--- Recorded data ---
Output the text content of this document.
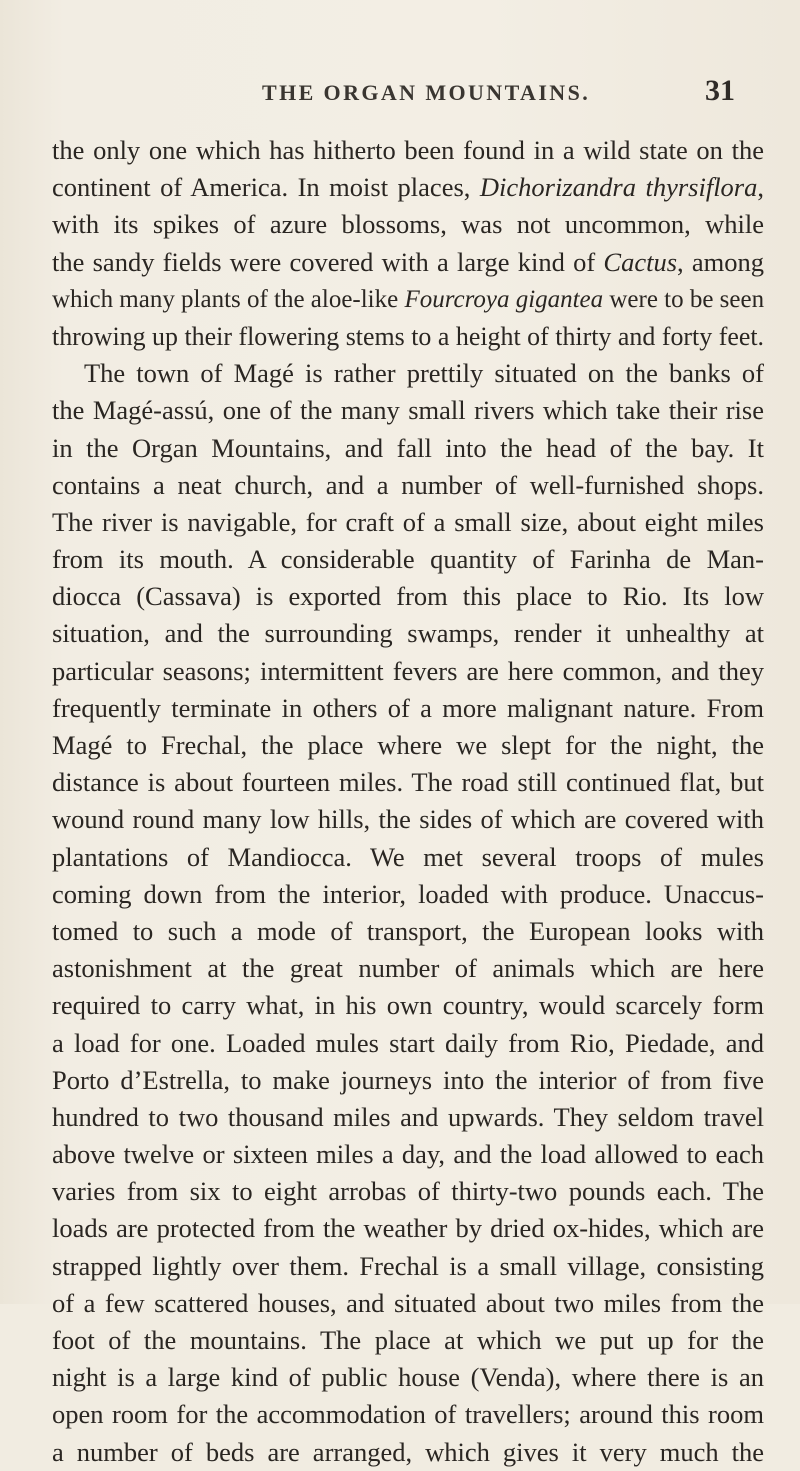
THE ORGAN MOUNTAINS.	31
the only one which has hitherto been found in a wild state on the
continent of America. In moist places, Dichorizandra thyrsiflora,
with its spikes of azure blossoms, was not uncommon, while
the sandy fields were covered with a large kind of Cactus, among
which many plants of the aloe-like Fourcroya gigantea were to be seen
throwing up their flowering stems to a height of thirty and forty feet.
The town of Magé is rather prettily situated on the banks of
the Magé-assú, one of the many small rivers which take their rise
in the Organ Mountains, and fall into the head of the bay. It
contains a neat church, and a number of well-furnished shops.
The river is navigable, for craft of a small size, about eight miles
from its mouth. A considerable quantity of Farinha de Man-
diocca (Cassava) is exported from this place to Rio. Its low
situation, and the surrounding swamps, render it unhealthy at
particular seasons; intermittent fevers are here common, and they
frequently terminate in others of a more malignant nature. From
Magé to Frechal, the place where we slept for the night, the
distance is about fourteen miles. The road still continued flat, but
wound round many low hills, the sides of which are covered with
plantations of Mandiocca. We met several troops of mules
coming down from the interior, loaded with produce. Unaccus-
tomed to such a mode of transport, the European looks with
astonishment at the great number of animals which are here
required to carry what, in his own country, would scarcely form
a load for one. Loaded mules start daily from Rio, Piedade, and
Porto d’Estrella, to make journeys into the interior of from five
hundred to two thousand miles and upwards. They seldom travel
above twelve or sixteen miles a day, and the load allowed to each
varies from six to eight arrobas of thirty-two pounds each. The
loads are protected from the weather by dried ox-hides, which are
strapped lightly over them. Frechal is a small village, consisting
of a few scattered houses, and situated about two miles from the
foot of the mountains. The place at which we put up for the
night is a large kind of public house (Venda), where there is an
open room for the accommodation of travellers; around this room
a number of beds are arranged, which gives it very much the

...

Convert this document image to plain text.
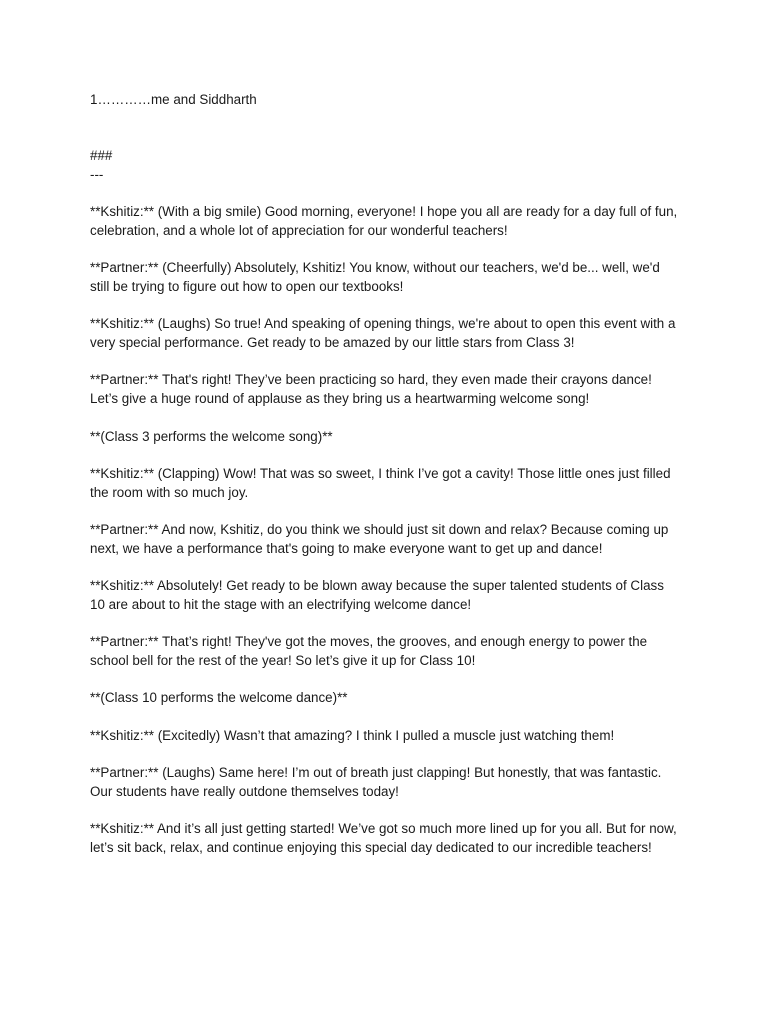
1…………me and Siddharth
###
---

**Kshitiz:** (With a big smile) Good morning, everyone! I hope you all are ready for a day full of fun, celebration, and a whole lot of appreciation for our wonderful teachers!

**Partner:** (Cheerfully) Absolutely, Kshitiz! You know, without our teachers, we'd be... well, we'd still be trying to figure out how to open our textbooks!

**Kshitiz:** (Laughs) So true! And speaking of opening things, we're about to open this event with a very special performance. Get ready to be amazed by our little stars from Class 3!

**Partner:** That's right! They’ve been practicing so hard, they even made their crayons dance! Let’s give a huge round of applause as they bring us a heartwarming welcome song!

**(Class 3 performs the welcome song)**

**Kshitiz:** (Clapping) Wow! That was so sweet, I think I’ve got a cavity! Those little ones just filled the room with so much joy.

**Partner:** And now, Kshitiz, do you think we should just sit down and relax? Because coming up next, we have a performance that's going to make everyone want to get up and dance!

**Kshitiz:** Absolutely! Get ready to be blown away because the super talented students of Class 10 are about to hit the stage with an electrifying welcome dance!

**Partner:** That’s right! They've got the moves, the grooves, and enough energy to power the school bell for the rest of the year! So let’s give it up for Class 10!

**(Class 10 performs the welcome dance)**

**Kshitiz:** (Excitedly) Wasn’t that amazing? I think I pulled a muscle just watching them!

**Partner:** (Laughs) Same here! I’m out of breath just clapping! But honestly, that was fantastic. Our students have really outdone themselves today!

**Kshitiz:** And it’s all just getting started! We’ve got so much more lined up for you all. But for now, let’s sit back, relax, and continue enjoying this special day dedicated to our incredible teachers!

--- Task brief ---
Only lines that contain the word "document" are wanted; copy each of them.

--- Answer to the exercise ---
Output the text content of this document.
Convert this document image to plain text.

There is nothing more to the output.